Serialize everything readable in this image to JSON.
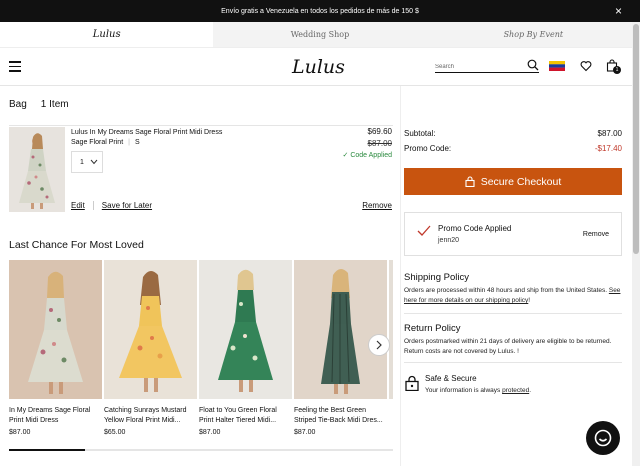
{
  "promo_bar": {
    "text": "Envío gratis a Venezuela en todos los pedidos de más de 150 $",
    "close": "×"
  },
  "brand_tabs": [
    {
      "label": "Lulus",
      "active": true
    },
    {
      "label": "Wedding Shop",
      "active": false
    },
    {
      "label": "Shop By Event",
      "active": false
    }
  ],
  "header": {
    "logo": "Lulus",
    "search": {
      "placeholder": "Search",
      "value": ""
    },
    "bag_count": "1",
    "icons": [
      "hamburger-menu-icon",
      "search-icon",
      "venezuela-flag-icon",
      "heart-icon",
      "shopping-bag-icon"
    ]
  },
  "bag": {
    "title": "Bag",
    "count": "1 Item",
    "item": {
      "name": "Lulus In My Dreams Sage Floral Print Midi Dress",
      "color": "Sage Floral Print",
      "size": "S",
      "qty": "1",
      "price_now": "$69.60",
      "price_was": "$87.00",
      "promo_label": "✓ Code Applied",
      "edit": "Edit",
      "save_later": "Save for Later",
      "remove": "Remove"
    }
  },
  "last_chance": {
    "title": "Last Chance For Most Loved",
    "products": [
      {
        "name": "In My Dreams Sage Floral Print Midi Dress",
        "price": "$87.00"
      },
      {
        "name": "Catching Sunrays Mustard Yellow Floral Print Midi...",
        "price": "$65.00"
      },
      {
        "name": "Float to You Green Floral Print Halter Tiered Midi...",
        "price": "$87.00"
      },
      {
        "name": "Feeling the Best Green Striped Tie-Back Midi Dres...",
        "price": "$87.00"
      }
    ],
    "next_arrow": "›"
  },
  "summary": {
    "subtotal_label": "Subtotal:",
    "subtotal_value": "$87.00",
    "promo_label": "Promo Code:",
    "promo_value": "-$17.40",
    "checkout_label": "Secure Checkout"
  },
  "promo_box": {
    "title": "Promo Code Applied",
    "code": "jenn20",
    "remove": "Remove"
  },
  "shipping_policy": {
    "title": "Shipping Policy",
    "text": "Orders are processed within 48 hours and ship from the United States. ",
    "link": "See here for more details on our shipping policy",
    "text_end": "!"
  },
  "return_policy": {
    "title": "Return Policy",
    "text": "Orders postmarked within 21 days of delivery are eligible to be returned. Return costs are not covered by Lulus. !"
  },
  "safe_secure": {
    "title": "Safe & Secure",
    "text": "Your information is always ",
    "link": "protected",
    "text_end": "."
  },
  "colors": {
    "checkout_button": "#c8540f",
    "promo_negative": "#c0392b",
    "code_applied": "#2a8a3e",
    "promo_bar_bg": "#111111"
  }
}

************

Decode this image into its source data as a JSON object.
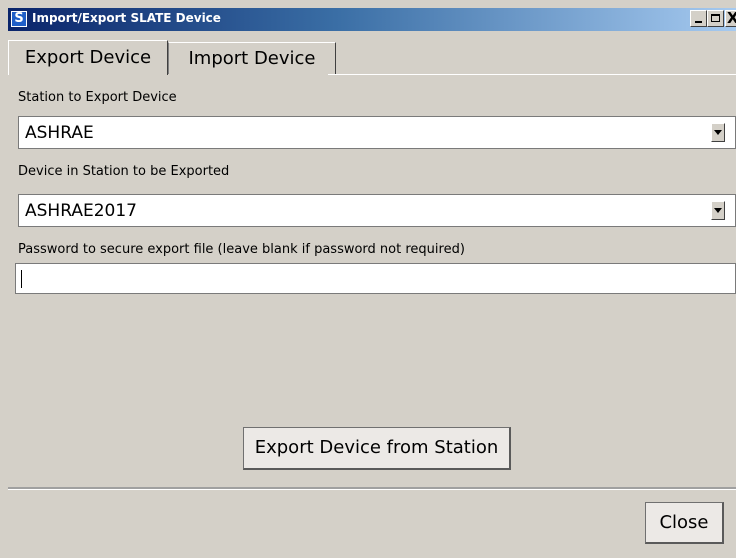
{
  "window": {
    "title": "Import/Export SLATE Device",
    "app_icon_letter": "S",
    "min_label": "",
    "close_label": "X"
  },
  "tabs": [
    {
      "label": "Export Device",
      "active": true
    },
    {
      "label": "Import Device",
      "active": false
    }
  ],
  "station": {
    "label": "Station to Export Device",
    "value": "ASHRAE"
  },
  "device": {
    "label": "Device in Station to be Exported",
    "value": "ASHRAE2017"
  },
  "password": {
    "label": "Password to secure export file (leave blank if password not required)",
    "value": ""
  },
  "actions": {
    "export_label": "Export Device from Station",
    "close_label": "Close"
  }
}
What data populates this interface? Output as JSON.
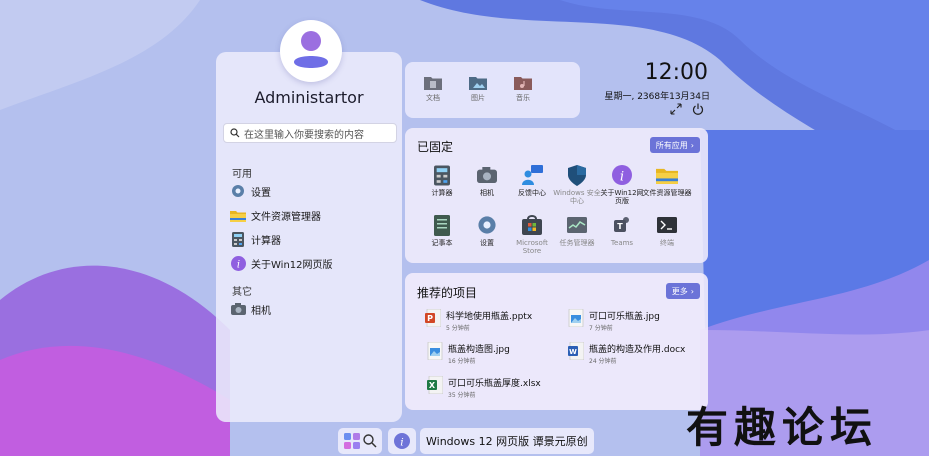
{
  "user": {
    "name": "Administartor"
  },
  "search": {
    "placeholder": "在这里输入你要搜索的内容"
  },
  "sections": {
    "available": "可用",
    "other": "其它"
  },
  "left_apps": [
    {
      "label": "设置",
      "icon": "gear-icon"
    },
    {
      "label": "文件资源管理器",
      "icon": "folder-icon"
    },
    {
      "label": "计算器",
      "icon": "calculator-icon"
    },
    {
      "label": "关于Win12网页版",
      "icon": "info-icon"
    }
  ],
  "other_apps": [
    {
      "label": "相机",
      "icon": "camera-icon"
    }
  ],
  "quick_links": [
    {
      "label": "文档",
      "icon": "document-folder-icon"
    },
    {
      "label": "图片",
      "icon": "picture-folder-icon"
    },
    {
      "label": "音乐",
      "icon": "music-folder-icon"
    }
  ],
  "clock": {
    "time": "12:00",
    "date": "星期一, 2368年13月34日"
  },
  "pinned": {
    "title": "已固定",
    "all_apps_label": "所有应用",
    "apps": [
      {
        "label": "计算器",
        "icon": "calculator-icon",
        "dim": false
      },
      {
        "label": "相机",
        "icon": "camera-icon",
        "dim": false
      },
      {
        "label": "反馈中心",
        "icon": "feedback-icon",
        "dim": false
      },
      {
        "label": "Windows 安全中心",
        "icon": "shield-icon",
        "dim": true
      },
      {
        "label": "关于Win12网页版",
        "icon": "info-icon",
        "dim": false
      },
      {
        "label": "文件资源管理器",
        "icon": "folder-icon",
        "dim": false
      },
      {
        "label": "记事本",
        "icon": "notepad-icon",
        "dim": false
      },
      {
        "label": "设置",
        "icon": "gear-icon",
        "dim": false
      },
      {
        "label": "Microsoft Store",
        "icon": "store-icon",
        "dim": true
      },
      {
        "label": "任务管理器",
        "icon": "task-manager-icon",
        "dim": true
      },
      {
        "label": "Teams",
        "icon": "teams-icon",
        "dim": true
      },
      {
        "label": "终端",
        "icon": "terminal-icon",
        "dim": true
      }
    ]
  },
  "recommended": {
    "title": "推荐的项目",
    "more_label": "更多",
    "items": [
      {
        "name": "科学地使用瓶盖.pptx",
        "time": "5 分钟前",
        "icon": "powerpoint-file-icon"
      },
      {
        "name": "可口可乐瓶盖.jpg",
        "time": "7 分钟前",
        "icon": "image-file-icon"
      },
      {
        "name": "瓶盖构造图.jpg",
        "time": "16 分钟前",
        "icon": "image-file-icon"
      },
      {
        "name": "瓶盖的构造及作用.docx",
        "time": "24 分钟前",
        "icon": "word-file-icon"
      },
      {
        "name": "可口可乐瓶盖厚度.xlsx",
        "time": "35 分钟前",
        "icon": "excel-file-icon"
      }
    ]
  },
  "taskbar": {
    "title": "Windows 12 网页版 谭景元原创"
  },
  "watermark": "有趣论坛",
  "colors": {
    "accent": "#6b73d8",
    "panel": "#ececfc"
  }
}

************

• _Task_
Find every line that holds "password" and copy it.

• _Task solution_
  "password": {
    "label": "Password to secure export file (leave blank if password not required)",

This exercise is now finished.